**EXERCICES À RÉALISER:**
A – Selon l'article, à quoi le succès de la stratégie des prédateurs est-il lié irrévocablement ?
B – Citez le passage de l'article compris entre « On peut rire » et « l'avantage en permanence. », ces deux extrémités incluses.

**ARTICLE:**
※ ※ ※
On peut rire de la forte inflation que l'on observe dans certains pays, avec une réémission constante de monnaie comportant plus ou moins de zéros, mais c'est une stratégie durable à long terme, qui ne lèse pas les autres pays. L'inflation est une affaire domestique, qui n'entrave pas le développement des voisins. Les échanges commerciaux peuvent avoir lieu au niveau souhaité par chacun des participants, sans pression pour remporter l'avantage en permanence.
On peut dire la même chose de la croissance basée sur la dette. Tant que la dette est financée par des sources internes, même si elle est élevée et critiquée par ses détracteurs, elle n'a pas d'impact sur les autres pays et leur développement. Si les acteurs internes veulent poursuivre dans cette voie, ils peuvent le faire indéfiniment. Si ils changent d'avis et qu'une faillite s'en suit, ce n'est encore une fois que le problème de ce pays.
Avec la stratégie des prédateurs, c'est une autre histoire. Le succès est lié irrévocablement à la souffrance de quelqu'un d'autre. Partant du principe que tout le monde ne peut pas avoir de surplus commerciaux, tout le monde ne peut pas utiliser cette stratégie. Il faut qu'il y ait un perdant. Cette solution n'est donc pas souhaitable, puisqu'elle ne conduit qu'à des conflits toujours plus importants et à des déséquilibres auxquels il faudra remédier tôt ou tard. Je vois donc l'application de cette stratégie comme un choix immature, de ceux que l'on ne peut pas donner donner en exemple. Les nations qui gèrent ainsi leur économie ont un mode de pensée qui fait peu de place à l'aspect moral, et elles devront apprendre à vivre en paix au sein de leur propre territoire, sans maltraiter économiquement leurs voisins. Réussir dans cette voie n'est donc pas synonyme de succès, c'est plutôt un échec dans la recherche d'un modèle économique pleinement fonctionnel, un modèle qui n'a pas besoin de ce genre de béquilles. Les déséquilibres ne durent pas éternellement, et ces nations finiront par être obligées de repenser leurs choix. Le retour à l'équilibre peut être extrêmement douloureux (c'est l'histoire qui nous l'enseigne).
※ ※ ※
**EXTRAITS DE DONNÉES:**

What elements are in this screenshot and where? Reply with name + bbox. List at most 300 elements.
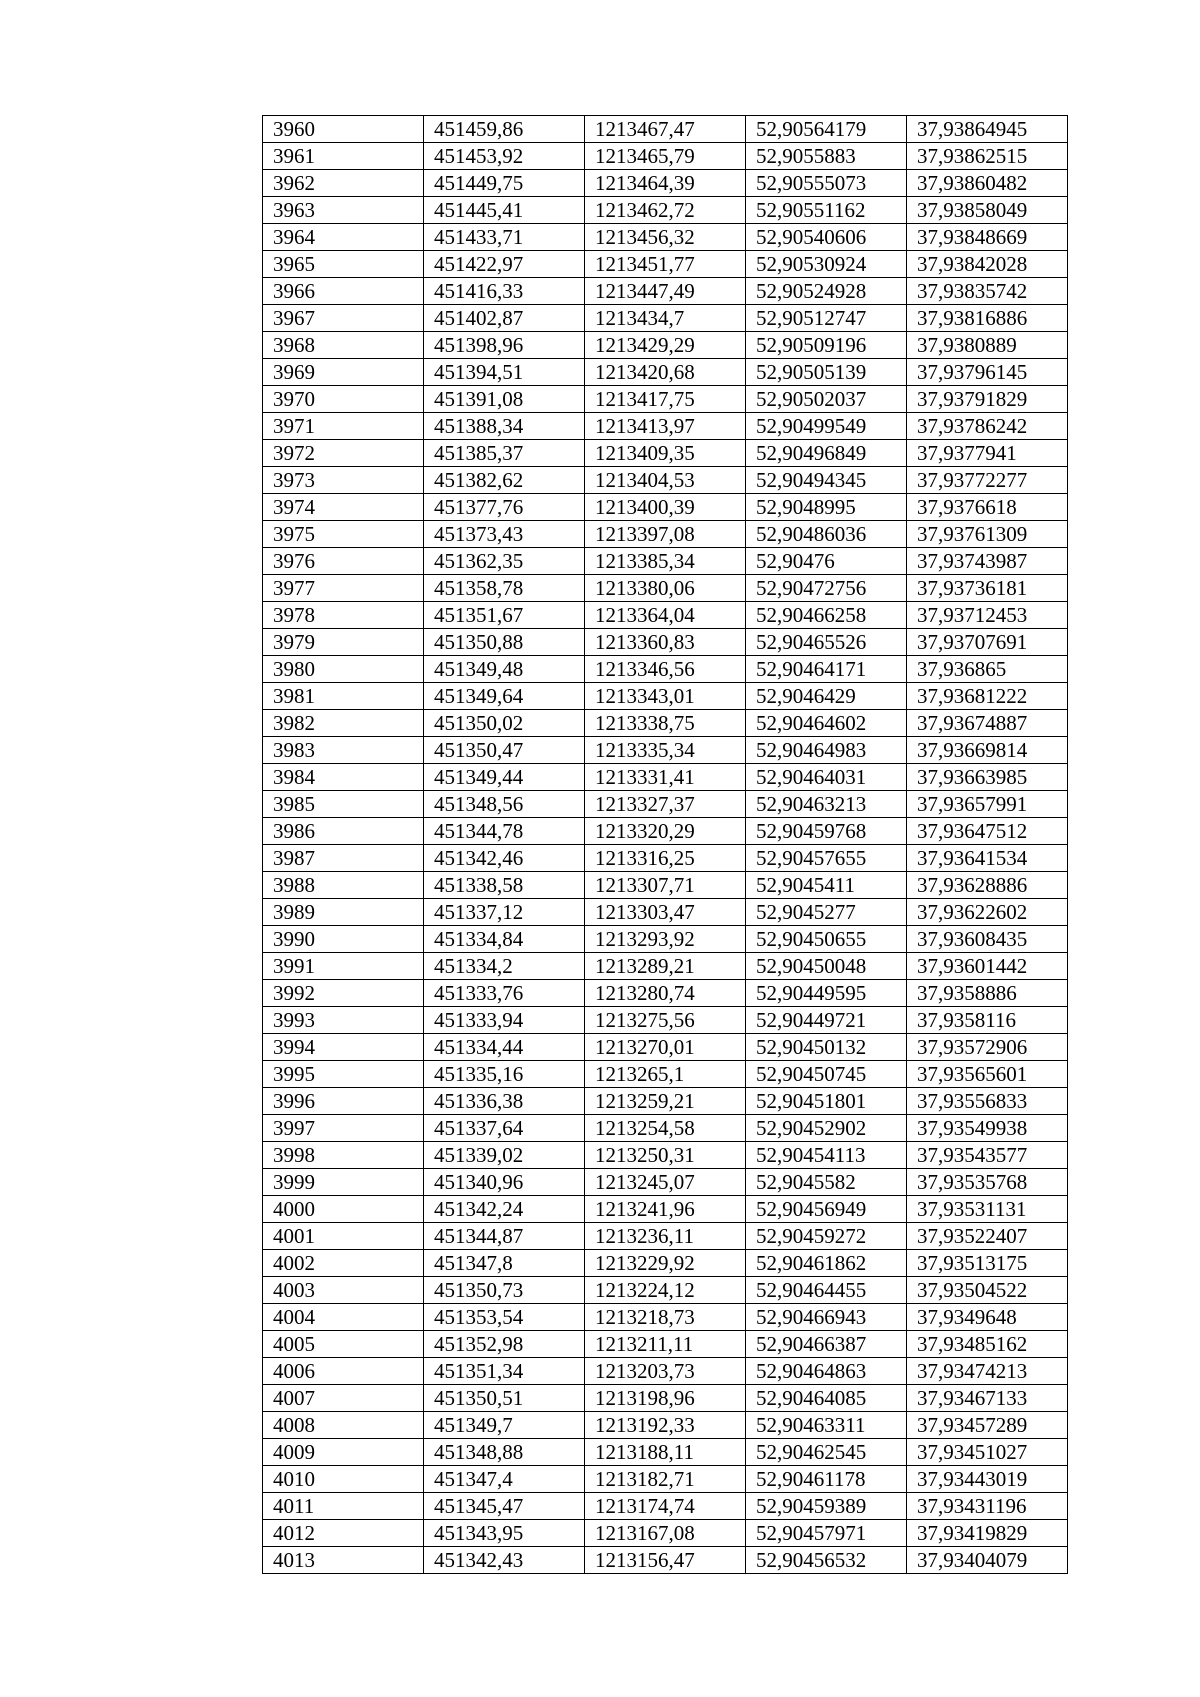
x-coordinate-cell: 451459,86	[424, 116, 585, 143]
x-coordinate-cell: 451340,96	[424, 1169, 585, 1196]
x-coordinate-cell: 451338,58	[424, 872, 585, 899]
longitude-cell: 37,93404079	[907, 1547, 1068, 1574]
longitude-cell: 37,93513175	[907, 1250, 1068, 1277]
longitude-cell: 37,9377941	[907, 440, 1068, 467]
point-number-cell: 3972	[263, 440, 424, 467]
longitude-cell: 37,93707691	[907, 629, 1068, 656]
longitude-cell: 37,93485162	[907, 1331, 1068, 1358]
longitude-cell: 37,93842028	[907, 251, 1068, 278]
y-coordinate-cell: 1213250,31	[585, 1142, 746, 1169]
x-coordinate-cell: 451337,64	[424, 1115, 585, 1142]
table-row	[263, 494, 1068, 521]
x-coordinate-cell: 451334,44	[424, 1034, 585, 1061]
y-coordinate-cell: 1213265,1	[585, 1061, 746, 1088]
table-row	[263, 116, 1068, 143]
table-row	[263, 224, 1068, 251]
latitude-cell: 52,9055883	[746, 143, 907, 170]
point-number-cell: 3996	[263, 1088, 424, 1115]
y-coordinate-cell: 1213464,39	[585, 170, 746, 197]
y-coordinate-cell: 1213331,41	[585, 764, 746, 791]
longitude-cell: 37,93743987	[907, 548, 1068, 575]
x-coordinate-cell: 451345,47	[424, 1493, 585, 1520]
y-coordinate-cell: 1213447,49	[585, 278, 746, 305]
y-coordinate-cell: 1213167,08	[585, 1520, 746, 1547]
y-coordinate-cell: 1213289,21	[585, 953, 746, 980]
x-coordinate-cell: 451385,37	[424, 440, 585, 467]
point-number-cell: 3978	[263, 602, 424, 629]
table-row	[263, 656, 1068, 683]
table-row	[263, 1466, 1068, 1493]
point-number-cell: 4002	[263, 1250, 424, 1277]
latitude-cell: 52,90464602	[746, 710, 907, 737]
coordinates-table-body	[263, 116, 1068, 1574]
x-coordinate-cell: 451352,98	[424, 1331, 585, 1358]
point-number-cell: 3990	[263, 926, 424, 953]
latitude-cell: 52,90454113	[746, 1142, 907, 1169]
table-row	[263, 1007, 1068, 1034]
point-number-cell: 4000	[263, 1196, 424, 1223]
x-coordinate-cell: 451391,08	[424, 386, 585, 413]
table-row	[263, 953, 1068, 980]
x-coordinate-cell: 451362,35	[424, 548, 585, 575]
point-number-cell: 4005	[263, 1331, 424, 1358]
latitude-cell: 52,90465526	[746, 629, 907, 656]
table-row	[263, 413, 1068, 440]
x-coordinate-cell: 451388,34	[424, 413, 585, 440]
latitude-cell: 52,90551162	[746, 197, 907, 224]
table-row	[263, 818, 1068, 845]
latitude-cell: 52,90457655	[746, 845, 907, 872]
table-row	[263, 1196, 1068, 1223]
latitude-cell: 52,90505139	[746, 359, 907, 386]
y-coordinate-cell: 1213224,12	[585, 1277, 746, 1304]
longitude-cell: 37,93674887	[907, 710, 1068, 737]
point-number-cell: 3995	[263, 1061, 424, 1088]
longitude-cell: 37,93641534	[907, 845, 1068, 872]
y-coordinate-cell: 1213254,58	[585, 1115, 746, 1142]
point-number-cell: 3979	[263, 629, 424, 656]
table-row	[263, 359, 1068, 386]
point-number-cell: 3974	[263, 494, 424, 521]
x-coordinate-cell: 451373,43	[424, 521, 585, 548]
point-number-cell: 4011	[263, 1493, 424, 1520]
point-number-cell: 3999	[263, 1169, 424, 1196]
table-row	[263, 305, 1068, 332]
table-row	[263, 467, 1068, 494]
※ ※ ※
**RÉPONSES:**
A – Il est lié à la souffrance de quelqu'un d'autre.

B –
On peut rire de la forte inflation que l'on observe dans certains pays, avec une réémission constante de monnaie comportant plus ou moins de zéros, mais c'est une stratégie durable à long terme, qui ne lèse pas les autres pays. L'inflation est une affaire domestique, qui n'entrave pas le développement des voisins. Les échanges commerciaux peuvent avoir lieu au niveau souhaité par chacun des participants, sans pression pour remporter l'avantage en permanence.